## Page text
--*--

2. Description of the Prior Art
In the course of technical development, ever higher demands are being placed on high-temperature alloys with respect to creep strength, chiefly in gas turbine applications, where they must be able to withstand higher loads at fixed operating temperatures, or permit higher operating temperatures under constant loading.
A need therefore continues to exist for methods for producing alloys with increased creep strength at high temperatures.
Accordingly, one object of the invention is to provide a method of producing high temperature alloys having increased creep strength.
Yet another object of the invention is to provide a high temperature alloy which can withstand higher loads at fixed temperatures.
A further object of the invention is to provide a high temperature alloy which permits higher operating temperatures under constant loading.
A still further object of the invention is to provide a high temperature alloy which is particularly well adopted to use in gas turbine applications.
Briefly, these objects and other objects of the invention as hereinafter will become more readily apparent can be attained as a consequence of the inventors' discovery that a high oxygen content diminishes the creep strength of such eutectic solid solutions having a cobalt base. Elemental oxygen dissolved in the matrix causes brittleness so that under long-term mechanical-thermal loading the internal stresses in the material are poorly relieved. Furthermore, when deposited on the boundary surfaces between the carbide filaments and the matrix, elemental oxygen affects the interface energy and the bonding between filament and matrix in such a way that the long-term stability is reduced on account of accelerated deterioration of the filaments.
It has been found that magnesium is an effective deoxidizing agent for this purpose. The added magnesium binds the oxygen in the form of a finely dispersed oxide which constitutes a submicroscopic component increasing the hardness of the alloy in a suprising manner. Moreover, because of decreased melt convection (no gas evolution) during the controlled solidification, structures with fewer defects are obtained, likewise improving the strength characteristics of the alloy, in particular, the creep strength, while preserving the other desirable properties of the base alloy.
The present invention provides a method for reducing the elemental oxygen content of the alloy, thereby preventing the delterious effects referred to above.
Starting with a melt consisting essentially of 55-58 wt.% cobalt, 39-41 wt.% chromium, and 2.2-2.4 wt.% carbon, the method of the invention comprises addition to the melt of an amount of magnesium effective to deoxidize the alloy, preferably 0.05-1.0 wt.% magnesium. Especially desirable alloy properties are obtained when 0.2 to 0.5 wt.% magnesium is added. The melt is then solidified to form the improved high temperature alloy of the invention.
Heat engine parts, and especially gas turbine components, fabricated using an alloy made according to the method of the invention are capable of withstanding higher loads at fixed temperatures as well as operating at higher temperatures under constant loading. The creep strength of these alloys, especially when the preferred range of magnesium is used, is greatly improved.
Having generally described the invention, a more complete understanding can be obtained by reference to certain specific examples, which are included for purposes of illustration only and are not intended to be limiting unless otherwise specified.

--*--

## Tasks and exercises
1. According to the alloy passage, what amount of added magnesium gives especially desirable alloy properties?
2. Output the alloy passage word for word, beginning at the words "2. Description of" and stopping after the words "permit higher operating temperatures under constant loading.".
Rely only on the alloy passage.

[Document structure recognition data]
--*--

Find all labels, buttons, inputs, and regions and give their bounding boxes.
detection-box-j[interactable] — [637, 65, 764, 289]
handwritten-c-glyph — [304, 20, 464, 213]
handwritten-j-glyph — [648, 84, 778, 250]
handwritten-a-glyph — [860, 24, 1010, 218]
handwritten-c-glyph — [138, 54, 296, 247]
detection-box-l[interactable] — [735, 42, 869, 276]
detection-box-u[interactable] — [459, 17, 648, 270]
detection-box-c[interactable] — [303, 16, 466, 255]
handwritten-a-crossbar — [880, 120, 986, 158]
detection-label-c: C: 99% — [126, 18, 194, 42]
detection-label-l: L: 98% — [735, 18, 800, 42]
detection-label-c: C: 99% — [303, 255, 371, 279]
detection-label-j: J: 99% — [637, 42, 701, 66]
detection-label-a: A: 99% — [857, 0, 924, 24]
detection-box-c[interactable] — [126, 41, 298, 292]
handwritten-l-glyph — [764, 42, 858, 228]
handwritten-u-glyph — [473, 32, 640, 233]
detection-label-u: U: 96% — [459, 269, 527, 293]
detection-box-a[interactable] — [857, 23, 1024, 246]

--*--

## Answers to the exercise
1. 0.2 to 0.5 wt.% magnesium.

2.
2. Description of the Prior Art
In the course of technical development, ever higher demands are being placed on high-temperature alloys with respect to creep strength, chiefly in gas turbine applications, where they must be able to withstand higher loads at fixed operating temperatures, or permit higher operating temperatures under constant loading.